Find each line in the following listing that has the string "this", then state the count and nothing else.

Chart and figure data
........

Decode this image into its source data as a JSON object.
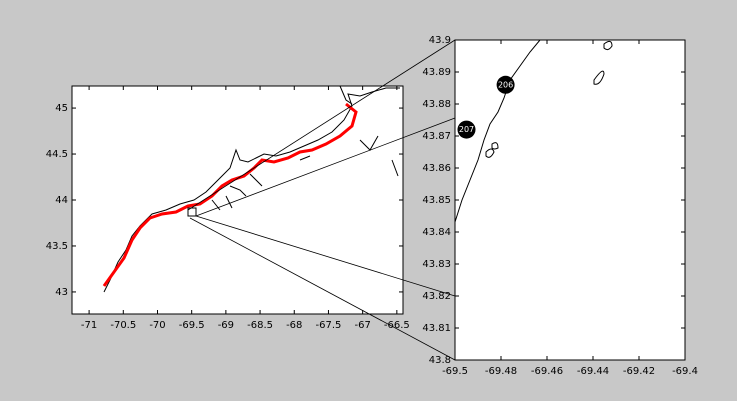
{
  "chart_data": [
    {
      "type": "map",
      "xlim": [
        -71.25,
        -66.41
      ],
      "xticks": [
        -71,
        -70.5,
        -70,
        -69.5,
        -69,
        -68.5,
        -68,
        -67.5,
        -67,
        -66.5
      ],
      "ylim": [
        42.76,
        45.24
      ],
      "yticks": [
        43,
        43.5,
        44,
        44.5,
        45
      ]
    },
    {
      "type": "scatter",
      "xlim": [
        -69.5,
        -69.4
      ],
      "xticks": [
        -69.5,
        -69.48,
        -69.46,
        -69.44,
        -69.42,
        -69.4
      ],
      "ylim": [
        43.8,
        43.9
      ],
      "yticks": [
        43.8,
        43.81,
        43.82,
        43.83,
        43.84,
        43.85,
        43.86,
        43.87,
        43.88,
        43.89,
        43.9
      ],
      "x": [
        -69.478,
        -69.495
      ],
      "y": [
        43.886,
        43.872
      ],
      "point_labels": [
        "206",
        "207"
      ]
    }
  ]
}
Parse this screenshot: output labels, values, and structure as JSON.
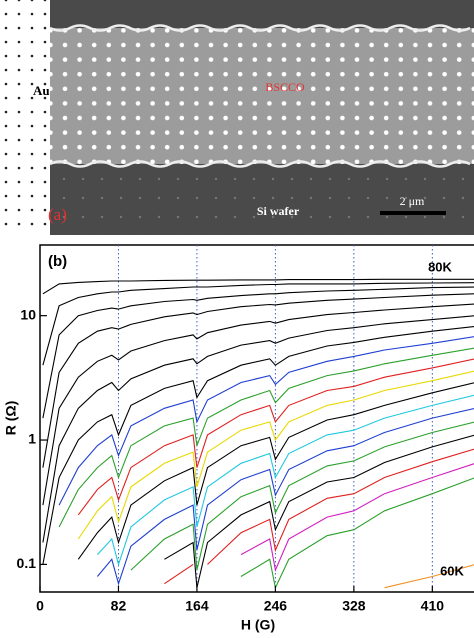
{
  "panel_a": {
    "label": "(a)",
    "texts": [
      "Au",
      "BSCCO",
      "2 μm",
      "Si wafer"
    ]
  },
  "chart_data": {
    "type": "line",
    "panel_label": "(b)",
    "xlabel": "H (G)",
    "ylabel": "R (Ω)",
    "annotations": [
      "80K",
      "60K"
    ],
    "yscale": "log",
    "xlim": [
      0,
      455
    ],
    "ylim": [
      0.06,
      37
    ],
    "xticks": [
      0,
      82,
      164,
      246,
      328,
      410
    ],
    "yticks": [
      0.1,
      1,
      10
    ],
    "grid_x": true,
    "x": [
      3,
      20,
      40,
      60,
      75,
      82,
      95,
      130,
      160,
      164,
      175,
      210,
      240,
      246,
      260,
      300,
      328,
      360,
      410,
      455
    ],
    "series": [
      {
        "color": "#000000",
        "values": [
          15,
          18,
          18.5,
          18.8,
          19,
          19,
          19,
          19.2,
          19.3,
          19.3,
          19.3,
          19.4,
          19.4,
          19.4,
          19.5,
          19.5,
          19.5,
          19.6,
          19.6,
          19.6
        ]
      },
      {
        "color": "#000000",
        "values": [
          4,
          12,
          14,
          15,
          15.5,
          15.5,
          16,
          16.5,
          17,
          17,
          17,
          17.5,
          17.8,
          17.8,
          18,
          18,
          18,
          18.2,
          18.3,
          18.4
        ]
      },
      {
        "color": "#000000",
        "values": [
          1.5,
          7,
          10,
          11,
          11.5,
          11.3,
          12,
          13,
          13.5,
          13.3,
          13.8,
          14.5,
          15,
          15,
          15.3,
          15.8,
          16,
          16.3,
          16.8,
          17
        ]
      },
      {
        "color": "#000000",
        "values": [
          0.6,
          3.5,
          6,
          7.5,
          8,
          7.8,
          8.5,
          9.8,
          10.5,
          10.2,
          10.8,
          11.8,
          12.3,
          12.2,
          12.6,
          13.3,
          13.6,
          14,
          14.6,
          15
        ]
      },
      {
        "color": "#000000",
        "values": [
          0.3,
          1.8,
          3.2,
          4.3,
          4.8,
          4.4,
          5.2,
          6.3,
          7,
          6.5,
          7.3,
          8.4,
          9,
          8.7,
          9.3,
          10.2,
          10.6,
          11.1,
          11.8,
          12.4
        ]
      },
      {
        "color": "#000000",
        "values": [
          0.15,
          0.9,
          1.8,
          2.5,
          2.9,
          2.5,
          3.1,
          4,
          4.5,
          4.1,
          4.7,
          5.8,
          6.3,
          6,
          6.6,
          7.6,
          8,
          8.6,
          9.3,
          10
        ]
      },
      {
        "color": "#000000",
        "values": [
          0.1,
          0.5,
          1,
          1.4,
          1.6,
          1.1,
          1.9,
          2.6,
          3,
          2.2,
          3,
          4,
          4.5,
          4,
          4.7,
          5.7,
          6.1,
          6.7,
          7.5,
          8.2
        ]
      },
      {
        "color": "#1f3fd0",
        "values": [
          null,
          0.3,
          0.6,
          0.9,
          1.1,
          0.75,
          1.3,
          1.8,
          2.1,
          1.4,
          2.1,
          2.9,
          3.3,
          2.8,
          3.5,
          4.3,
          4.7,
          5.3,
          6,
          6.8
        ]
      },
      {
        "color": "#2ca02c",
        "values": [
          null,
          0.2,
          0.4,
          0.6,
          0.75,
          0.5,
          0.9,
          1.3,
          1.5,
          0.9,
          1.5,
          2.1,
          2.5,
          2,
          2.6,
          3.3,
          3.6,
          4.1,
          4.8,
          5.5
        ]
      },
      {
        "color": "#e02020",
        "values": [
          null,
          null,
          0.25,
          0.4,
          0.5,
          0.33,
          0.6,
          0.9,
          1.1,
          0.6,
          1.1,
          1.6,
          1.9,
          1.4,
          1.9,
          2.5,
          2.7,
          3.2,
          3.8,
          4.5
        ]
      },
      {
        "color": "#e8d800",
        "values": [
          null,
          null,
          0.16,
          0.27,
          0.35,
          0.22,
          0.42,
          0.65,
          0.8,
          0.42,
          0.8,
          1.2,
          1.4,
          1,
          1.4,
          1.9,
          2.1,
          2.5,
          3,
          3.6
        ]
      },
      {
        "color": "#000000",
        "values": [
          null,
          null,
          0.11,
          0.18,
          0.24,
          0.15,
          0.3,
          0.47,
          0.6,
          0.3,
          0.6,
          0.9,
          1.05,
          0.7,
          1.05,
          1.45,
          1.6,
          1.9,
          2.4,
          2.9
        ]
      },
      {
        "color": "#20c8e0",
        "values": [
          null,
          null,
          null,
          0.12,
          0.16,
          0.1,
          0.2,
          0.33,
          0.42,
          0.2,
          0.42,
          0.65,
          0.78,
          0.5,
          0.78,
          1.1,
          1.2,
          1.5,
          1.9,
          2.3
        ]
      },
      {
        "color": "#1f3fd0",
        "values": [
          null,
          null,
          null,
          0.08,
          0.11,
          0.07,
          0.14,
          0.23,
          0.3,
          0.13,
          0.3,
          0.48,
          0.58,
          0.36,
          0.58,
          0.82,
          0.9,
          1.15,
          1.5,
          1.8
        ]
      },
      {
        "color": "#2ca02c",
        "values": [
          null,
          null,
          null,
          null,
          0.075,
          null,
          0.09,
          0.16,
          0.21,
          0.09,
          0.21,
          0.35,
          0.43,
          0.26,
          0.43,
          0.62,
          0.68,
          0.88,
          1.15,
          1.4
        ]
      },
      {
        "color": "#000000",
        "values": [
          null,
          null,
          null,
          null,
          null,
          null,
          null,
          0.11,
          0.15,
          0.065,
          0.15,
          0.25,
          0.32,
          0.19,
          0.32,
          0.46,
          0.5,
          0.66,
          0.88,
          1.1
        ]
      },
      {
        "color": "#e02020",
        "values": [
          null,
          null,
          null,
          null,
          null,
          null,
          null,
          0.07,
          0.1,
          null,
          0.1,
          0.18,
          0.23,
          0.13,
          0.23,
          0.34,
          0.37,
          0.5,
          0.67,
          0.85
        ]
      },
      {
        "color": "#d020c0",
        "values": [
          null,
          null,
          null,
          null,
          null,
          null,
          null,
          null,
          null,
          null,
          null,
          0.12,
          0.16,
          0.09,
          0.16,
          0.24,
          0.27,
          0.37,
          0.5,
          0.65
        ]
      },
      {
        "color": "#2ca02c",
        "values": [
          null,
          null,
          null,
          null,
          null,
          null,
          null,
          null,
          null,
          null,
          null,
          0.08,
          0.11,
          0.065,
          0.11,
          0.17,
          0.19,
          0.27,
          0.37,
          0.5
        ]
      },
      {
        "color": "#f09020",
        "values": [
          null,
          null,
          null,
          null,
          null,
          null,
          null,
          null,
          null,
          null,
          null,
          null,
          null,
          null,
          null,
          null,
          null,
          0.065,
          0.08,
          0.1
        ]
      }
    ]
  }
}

........

(TASK RESULT)
2